[Figure collection entries]

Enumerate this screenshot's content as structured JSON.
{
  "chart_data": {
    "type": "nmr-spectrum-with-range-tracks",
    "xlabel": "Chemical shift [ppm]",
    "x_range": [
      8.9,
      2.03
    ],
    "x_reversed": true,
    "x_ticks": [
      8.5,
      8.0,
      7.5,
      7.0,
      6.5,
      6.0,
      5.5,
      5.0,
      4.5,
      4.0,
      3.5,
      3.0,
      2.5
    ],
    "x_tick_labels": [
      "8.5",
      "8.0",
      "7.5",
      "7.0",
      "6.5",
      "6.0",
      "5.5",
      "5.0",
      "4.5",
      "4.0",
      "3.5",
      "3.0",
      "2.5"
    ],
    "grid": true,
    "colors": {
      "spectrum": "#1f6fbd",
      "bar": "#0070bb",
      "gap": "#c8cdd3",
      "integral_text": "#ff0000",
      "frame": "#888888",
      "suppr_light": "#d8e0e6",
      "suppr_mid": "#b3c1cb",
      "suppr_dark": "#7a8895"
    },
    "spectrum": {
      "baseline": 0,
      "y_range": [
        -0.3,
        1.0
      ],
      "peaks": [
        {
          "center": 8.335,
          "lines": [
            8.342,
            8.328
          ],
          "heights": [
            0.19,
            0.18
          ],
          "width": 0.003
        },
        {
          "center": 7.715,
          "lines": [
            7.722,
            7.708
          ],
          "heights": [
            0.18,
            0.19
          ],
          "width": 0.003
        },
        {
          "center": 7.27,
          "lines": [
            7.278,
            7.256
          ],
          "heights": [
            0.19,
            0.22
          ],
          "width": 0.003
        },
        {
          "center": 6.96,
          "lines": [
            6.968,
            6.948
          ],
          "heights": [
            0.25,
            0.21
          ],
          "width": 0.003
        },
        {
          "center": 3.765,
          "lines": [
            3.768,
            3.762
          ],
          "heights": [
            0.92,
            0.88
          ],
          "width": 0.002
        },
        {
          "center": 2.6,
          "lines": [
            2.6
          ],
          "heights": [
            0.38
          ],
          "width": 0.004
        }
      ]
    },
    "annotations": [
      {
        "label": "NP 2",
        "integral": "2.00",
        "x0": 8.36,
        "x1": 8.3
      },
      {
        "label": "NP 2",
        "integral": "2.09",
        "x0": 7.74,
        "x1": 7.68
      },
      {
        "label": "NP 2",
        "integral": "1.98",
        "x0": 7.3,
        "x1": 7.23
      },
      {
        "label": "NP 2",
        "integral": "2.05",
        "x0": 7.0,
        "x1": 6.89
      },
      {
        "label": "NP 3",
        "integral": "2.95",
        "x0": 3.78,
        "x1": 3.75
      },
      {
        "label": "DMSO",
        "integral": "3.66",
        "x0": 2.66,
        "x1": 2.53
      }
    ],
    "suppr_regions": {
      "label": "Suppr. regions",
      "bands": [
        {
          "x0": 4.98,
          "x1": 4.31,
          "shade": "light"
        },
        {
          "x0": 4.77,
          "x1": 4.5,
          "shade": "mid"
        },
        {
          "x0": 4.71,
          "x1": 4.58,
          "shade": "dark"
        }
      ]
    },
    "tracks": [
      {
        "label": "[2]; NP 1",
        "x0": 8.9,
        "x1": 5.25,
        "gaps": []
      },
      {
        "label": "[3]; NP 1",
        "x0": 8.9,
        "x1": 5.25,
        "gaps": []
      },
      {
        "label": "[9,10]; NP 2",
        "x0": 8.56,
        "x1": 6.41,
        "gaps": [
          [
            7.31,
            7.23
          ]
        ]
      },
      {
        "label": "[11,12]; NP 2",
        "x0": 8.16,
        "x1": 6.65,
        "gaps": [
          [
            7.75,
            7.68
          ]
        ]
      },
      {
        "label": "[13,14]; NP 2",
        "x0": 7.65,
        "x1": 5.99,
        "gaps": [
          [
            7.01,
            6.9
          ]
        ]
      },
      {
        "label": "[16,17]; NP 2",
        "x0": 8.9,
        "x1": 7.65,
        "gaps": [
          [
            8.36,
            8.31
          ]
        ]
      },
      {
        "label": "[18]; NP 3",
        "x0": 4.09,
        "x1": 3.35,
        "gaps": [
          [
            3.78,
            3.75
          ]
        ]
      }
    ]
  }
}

▸ DO THIS
Copy each line above where the string "tracks" occurs.

▸ COMPLETE RESPONSE
    "type": "nmr-spectrum-with-range-tracks",
    "tracks": [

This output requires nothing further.